» INSTRUCTIONS FOR THE TASK
Set down every entry below word for word, leaving out the pictures.

» INFORMATION PROVIDED
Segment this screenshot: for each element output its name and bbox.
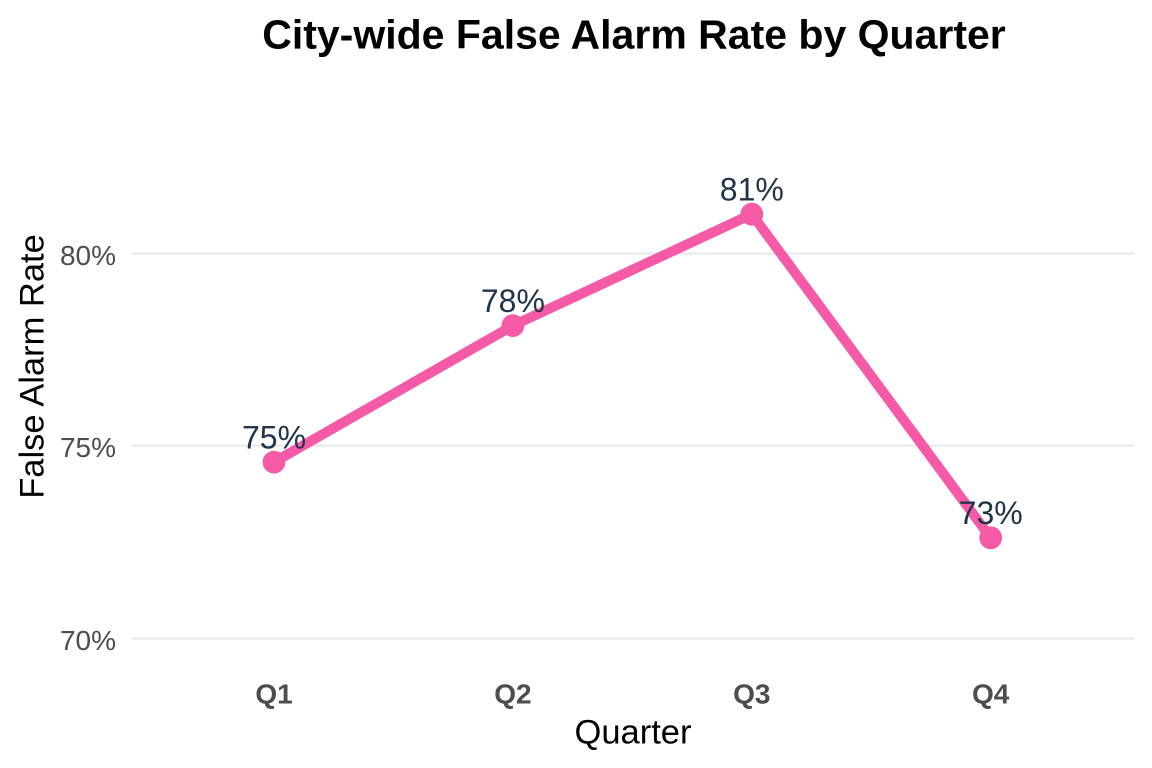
svg-text:75%: 75% bbox=[60, 432, 116, 463]
svg-text:78%: 78% bbox=[481, 283, 545, 319]
svg-text:73%: 73% bbox=[959, 495, 1023, 531]
svg-text:81%: 81% bbox=[720, 172, 784, 208]
svg-text:75%: 75% bbox=[242, 420, 306, 456]
svg-text:False Alarm Rate: False Alarm Rate bbox=[14, 234, 52, 499]
svg-text:Q3: Q3 bbox=[733, 678, 770, 709]
svg-text:Q4: Q4 bbox=[972, 678, 1010, 709]
svg-text:Q2: Q2 bbox=[494, 678, 531, 709]
svg-text:Q1: Q1 bbox=[255, 678, 292, 709]
svg-text:Quarter: Quarter bbox=[575, 713, 692, 751]
svg-text:City-wide False Alarm Rate by: City-wide False Alarm Rate by Quarter bbox=[262, 12, 1006, 58]
svg-text:70%: 70% bbox=[60, 625, 116, 656]
svg-text:80%: 80% bbox=[60, 240, 116, 271]
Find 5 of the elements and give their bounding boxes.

» EXPECTED ANSWER
Segment this screenshot: for each element output its name and bbox.
svg-text:75%: 75% bbox=[60, 432, 116, 463]
svg-text:78%: 78% bbox=[481, 283, 545, 319]
svg-text:73%: 73% bbox=[959, 495, 1023, 531]
svg-text:81%: 81% bbox=[720, 172, 784, 208]
svg-text:75%: 75% bbox=[242, 420, 306, 456]
svg-text:False Alarm Rate: False Alarm Rate bbox=[14, 234, 52, 499]
svg-text:Q3: Q3 bbox=[733, 678, 770, 709]
svg-text:Q4: Q4 bbox=[972, 678, 1010, 709]
svg-text:Q2: Q2 bbox=[494, 678, 531, 709]
svg-text:Q1: Q1 bbox=[255, 678, 292, 709]
svg-text:Quarter: Quarter bbox=[575, 713, 692, 751]
svg-text:City-wide False Alarm Rate by: City-wide False Alarm Rate by Quarter bbox=[262, 12, 1006, 58]
svg-text:70%: 70% bbox=[60, 625, 116, 656]
svg-text:80%: 80% bbox=[60, 240, 116, 271]
Find 5 of the elements and give their bounding boxes.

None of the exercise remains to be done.